Re: A question on RWPM: why the 'metadata' tag?

Please ignore if this is not the actual issue...

If the concern is the separation of the information in the JSON, and hence
creating a metadata tag not for modeling purposes just for readability,
then there is a solution in JSON-LD 1.1 of "nested" fields.  In effect this
feature allows for invisible-to-RDF structure to be present in the JSON.

Thus if the desired JSON looked like:

{
  "id": "isbn:...",
  "type": "Book",
  "metadata": {
    "title": "Moby Dick",
    "author": "Herman Melville"
  }
}

But the RDF should flatten the title and author back to the node identified
by the ISBN, then the context would be:

{
 ...
 "metadata": "@nest"
 ...
}

See the specification here:
https://json-ld.org/spec/latest/json-ld/#nested-properties


Hope that helps!

Rob


On Tue, Jan 9, 2018 at 6:33 AM, Ivan Herman <ivan@w3.org> wrote:

>
>
> > On 9 Jan 2018, at 15:04, Leonard Rosenthol <lrosenth@adobe.com> wrote:
> >
> > Sorry for coming in late and without background here - been swamped with
> completely unrelated work lately (.
> >
> > It appears (for reasons that aren't clear to me yet) that you are
> looking to serialize RDF-based data into JSON/JSON-LD, is that correct?
>
> Well… almost but not exactly.

▶ _Data rows_
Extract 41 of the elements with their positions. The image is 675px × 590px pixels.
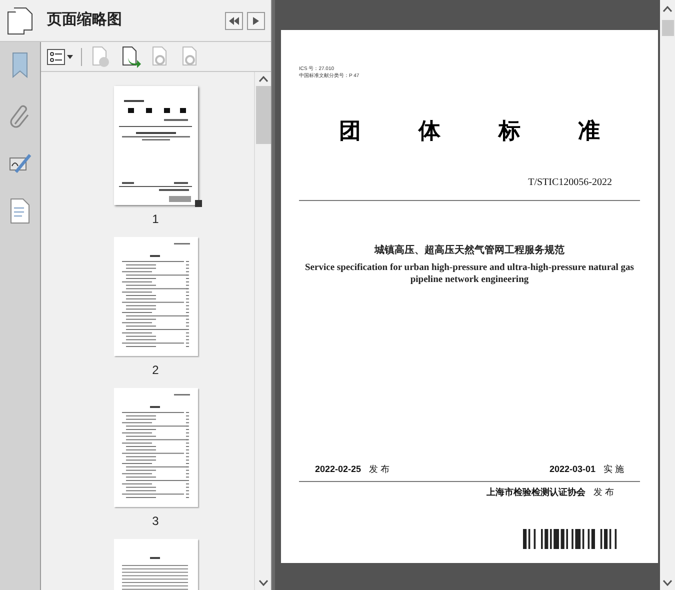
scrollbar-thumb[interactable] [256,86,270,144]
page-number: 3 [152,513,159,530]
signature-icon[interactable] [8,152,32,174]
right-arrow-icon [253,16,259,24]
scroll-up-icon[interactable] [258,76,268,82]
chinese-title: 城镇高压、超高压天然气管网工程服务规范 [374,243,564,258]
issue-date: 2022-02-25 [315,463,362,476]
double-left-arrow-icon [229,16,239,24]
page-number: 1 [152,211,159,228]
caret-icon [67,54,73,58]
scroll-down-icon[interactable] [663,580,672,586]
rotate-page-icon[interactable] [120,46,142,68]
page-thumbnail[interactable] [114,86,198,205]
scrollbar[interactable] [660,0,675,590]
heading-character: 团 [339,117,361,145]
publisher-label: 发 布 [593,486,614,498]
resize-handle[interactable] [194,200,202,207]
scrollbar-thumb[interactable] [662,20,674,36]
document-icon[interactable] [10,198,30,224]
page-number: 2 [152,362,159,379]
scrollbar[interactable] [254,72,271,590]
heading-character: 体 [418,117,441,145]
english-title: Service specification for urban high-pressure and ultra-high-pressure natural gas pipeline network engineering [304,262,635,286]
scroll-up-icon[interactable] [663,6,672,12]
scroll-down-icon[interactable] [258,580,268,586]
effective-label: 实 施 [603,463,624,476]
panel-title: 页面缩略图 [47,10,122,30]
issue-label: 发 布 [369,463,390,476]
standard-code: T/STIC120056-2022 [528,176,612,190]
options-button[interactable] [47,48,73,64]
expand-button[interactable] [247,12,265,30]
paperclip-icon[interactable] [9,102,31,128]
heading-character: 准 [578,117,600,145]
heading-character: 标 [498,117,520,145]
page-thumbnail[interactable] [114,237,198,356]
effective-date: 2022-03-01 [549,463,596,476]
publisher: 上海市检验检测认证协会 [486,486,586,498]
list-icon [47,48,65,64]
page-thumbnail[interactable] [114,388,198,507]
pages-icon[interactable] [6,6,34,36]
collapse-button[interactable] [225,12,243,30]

--

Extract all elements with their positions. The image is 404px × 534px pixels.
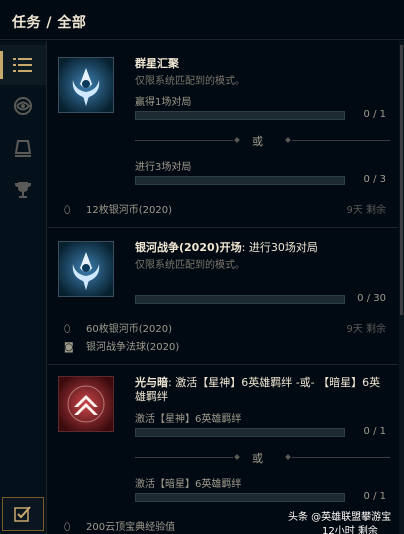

▶ _What is asked_
Revise the metadata tag thread from "On Tue, Jan" to "work lately (." so that "swamped" becomes "busy".

▶ _Exercise output_
On Tue, Jan 9, 2018 at 6:33 AM, Ivan Herman <ivan@w3.org> wrote:

>
>
> > On 9 Jan 2018, at 15:04, Leonard Rosenthol <lrosenth@adobe.com> wrote:
> >
> > Sorry for coming in late and without background here - been busy with
> completely unrelated work lately (.